RAW RECORDS
------------------------------

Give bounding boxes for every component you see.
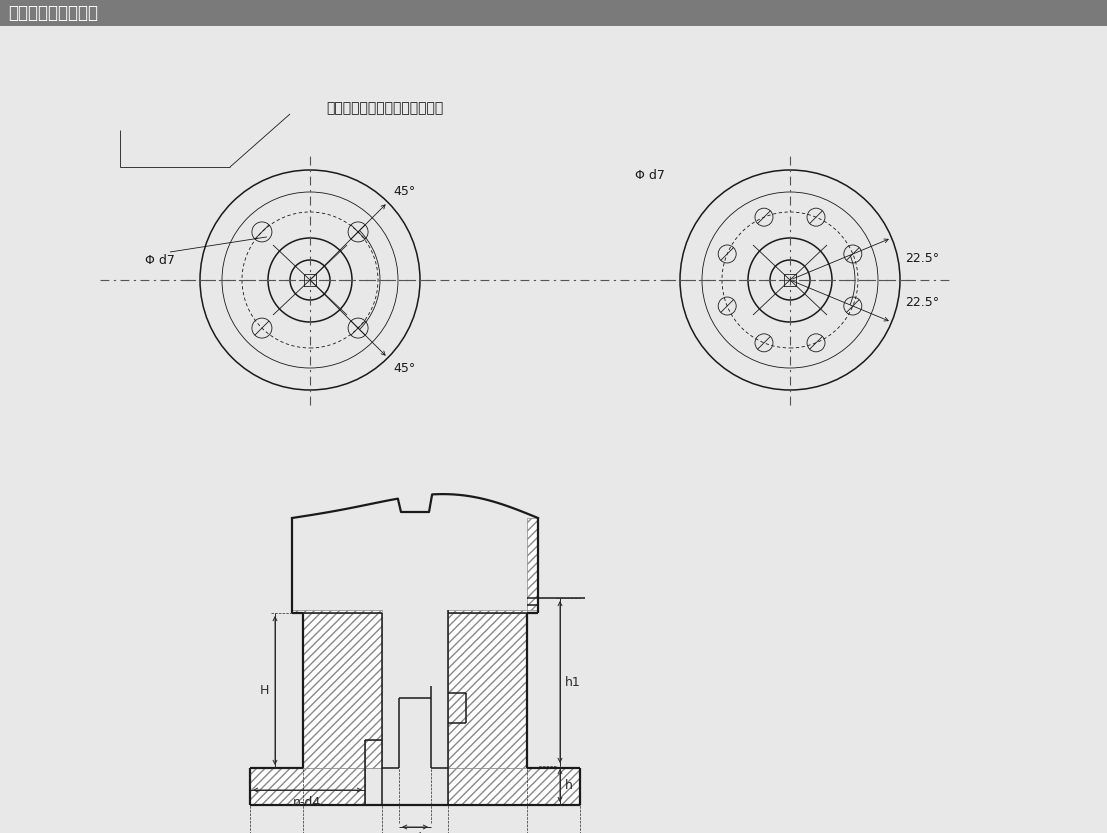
Text: 连接形式及连接尺寸: 连接形式及连接尺寸 (8, 4, 99, 22)
Text: 全关时与电机轴线平行（下同）: 全关时与电机轴线平行（下同） (327, 101, 444, 115)
Text: 45°: 45° (394, 185, 416, 198)
Text: 45°: 45° (394, 362, 416, 375)
Text: Φ d7: Φ d7 (145, 253, 175, 267)
FancyBboxPatch shape (0, 0, 1107, 26)
Text: 22.5°: 22.5° (906, 296, 939, 308)
Polygon shape (292, 518, 382, 613)
Text: h1: h1 (565, 676, 581, 689)
Text: n-d4: n-d4 (293, 796, 322, 809)
Polygon shape (448, 768, 580, 805)
Text: Φ d7: Φ d7 (635, 168, 665, 182)
Text: Φ d7: Φ d7 (400, 832, 430, 833)
Text: h: h (565, 779, 573, 792)
Polygon shape (303, 613, 382, 768)
Text: 22.5°: 22.5° (906, 252, 939, 265)
Text: H: H (260, 684, 269, 697)
Polygon shape (448, 518, 538, 613)
Polygon shape (448, 613, 527, 768)
Polygon shape (250, 740, 382, 805)
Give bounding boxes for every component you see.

------------------------------

INSTRUCTION
Rewrite all of the data above, replacing every "Polygon shape" with "Polygon outline" and leaving everything else unchanged. Omit the pictures from your answer.

TASK ANSWER
Give bounding boxes for every component you see.
Text: 连接形式及连接尺寸: 连接形式及连接尺寸 (8, 4, 99, 22)
Text: 全关时与电机轴线平行（下同）: 全关时与电机轴线平行（下同） (327, 101, 444, 115)
Text: 45°: 45° (394, 185, 416, 198)
Text: 45°: 45° (394, 362, 416, 375)
Text: Φ d7: Φ d7 (145, 253, 175, 267)
FancyBboxPatch shape (0, 0, 1107, 26)
Text: 22.5°: 22.5° (906, 296, 939, 308)
Polygon outline (292, 518, 382, 613)
Text: h1: h1 (565, 676, 581, 689)
Text: n-d4: n-d4 (293, 796, 322, 809)
Polygon outline (448, 768, 580, 805)
Text: Φ d7: Φ d7 (635, 168, 665, 182)
Text: Φ d7: Φ d7 (400, 832, 430, 833)
Text: h: h (565, 779, 573, 792)
Polygon outline (303, 613, 382, 768)
Text: 22.5°: 22.5° (906, 252, 939, 265)
Text: H: H (260, 684, 269, 697)
Polygon outline (448, 518, 538, 613)
Polygon outline (448, 613, 527, 768)
Polygon outline (250, 740, 382, 805)
Give bounding boxes for every component you see.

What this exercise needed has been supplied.